* _What you have to do_:
Find the word "content" in the listing; pull out each line holding it.

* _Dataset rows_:
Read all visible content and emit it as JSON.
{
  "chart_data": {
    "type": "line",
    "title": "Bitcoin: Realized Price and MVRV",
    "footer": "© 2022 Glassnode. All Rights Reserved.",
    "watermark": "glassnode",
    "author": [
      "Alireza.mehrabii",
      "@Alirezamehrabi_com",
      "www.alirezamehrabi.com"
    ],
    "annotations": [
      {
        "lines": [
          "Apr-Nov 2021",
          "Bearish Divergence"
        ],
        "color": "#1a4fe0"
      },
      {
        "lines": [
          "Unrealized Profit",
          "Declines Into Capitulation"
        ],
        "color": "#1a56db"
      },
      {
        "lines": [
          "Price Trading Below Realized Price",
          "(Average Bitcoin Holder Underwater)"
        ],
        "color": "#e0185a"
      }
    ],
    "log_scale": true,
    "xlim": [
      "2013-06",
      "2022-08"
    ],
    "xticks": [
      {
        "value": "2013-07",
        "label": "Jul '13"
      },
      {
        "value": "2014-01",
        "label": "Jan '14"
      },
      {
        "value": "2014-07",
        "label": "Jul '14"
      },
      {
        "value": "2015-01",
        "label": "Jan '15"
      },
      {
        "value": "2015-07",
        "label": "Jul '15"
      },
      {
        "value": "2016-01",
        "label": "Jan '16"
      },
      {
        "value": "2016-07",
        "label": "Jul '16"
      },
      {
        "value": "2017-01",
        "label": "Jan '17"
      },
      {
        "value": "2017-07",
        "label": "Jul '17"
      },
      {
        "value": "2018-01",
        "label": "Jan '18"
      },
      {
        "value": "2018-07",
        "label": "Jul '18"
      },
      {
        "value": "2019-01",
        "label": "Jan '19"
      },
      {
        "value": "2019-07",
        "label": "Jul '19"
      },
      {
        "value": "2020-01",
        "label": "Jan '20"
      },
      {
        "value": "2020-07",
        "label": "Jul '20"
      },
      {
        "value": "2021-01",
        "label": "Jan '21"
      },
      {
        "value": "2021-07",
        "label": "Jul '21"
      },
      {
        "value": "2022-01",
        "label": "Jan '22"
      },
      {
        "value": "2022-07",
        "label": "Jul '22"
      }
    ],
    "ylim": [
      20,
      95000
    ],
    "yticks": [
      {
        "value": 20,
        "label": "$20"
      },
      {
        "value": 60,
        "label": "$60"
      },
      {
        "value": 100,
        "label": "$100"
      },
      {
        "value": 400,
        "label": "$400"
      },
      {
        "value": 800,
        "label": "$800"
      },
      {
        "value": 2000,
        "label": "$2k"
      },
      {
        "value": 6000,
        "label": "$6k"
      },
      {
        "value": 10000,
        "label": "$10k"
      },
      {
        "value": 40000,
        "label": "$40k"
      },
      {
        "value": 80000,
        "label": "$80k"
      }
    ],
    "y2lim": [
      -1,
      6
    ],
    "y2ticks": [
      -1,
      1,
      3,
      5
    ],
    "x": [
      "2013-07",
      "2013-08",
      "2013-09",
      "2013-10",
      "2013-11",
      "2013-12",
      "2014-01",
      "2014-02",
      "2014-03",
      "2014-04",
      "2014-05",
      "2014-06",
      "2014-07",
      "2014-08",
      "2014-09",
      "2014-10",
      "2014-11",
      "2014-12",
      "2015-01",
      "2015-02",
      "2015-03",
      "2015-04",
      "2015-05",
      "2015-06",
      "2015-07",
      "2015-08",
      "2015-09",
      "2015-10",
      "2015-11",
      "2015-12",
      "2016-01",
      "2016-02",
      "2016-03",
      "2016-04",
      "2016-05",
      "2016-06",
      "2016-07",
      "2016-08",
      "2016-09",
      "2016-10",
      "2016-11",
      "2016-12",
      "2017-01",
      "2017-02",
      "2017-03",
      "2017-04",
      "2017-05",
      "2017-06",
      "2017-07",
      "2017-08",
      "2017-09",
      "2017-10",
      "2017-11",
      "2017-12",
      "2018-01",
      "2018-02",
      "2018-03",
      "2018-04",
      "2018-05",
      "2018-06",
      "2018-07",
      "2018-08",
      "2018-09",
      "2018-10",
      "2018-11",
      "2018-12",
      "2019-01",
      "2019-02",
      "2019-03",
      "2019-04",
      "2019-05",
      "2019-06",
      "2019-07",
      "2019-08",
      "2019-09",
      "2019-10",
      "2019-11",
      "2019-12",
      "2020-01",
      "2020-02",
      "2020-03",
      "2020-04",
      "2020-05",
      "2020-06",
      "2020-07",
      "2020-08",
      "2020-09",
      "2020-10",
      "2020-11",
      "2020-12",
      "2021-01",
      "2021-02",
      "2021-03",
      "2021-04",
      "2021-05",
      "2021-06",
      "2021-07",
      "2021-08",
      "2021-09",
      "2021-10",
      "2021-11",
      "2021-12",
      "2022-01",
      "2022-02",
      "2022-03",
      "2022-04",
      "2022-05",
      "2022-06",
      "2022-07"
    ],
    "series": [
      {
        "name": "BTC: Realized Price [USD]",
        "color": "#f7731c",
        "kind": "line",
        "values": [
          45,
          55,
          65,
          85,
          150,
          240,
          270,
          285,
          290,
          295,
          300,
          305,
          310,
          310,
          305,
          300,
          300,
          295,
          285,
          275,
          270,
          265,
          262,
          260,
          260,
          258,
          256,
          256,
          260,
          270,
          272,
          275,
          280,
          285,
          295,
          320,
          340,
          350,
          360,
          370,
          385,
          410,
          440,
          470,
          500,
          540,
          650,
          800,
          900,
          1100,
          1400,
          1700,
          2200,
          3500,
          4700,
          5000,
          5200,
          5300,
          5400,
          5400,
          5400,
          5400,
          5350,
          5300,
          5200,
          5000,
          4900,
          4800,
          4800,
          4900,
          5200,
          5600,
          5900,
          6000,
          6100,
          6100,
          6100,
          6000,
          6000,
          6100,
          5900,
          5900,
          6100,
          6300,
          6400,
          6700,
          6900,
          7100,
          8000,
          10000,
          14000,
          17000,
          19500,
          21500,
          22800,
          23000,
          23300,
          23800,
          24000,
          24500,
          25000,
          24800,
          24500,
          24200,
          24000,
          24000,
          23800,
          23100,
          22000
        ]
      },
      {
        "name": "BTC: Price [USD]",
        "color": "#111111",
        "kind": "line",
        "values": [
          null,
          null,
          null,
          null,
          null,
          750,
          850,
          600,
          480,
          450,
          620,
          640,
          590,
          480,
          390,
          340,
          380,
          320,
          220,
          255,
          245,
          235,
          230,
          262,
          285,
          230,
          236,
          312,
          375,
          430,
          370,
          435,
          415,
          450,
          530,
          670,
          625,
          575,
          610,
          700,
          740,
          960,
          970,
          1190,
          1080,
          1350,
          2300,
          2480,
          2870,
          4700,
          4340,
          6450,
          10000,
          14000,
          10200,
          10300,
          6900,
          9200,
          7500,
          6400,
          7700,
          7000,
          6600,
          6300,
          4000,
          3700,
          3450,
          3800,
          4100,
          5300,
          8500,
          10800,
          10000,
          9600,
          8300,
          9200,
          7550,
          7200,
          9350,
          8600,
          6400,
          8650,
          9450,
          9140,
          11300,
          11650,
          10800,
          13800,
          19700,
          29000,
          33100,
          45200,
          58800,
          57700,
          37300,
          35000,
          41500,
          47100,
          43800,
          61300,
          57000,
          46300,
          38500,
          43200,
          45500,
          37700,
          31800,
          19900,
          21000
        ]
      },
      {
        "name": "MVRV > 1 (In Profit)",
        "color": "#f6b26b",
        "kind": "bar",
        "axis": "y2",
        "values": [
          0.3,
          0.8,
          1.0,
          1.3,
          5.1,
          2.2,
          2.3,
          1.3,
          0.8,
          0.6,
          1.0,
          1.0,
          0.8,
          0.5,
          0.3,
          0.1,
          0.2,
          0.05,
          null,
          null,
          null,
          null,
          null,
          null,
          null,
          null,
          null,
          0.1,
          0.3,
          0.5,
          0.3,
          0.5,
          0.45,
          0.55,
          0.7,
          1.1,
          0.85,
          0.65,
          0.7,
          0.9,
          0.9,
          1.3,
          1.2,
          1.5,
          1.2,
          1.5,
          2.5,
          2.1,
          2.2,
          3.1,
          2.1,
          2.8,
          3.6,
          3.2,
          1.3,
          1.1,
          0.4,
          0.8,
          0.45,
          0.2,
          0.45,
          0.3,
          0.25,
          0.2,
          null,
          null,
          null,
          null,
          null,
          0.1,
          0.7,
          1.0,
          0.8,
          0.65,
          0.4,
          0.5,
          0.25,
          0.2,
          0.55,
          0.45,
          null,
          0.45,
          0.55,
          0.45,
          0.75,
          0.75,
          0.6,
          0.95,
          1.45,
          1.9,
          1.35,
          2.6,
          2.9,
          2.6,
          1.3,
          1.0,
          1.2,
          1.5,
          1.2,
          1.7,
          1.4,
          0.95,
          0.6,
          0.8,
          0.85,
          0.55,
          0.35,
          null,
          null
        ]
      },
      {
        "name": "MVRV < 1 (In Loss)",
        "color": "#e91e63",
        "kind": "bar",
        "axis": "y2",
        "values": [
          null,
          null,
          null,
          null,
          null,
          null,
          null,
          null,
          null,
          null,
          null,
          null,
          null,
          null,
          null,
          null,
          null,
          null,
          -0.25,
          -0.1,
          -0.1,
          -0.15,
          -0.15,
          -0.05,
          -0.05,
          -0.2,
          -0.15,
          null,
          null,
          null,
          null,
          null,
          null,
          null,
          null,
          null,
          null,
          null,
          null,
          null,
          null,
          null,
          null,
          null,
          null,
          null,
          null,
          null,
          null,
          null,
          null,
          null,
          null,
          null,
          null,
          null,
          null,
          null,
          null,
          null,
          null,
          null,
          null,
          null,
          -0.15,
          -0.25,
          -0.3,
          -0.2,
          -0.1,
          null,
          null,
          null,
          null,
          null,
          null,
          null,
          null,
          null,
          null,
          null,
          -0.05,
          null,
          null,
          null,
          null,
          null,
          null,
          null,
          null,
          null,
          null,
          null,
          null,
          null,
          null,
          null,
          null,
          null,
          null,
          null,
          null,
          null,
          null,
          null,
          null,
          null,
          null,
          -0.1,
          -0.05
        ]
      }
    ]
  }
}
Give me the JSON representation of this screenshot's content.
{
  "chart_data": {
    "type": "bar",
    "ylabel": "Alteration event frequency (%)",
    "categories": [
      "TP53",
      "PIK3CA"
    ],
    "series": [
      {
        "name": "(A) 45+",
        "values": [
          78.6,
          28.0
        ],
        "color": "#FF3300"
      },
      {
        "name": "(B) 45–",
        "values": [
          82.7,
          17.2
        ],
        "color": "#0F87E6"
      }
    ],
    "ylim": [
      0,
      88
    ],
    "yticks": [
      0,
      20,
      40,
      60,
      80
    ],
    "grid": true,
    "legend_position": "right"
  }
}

* _Written solution_:
Read all visible content and emit it as JSON.
Give me the JSON representation of this screenshot's content.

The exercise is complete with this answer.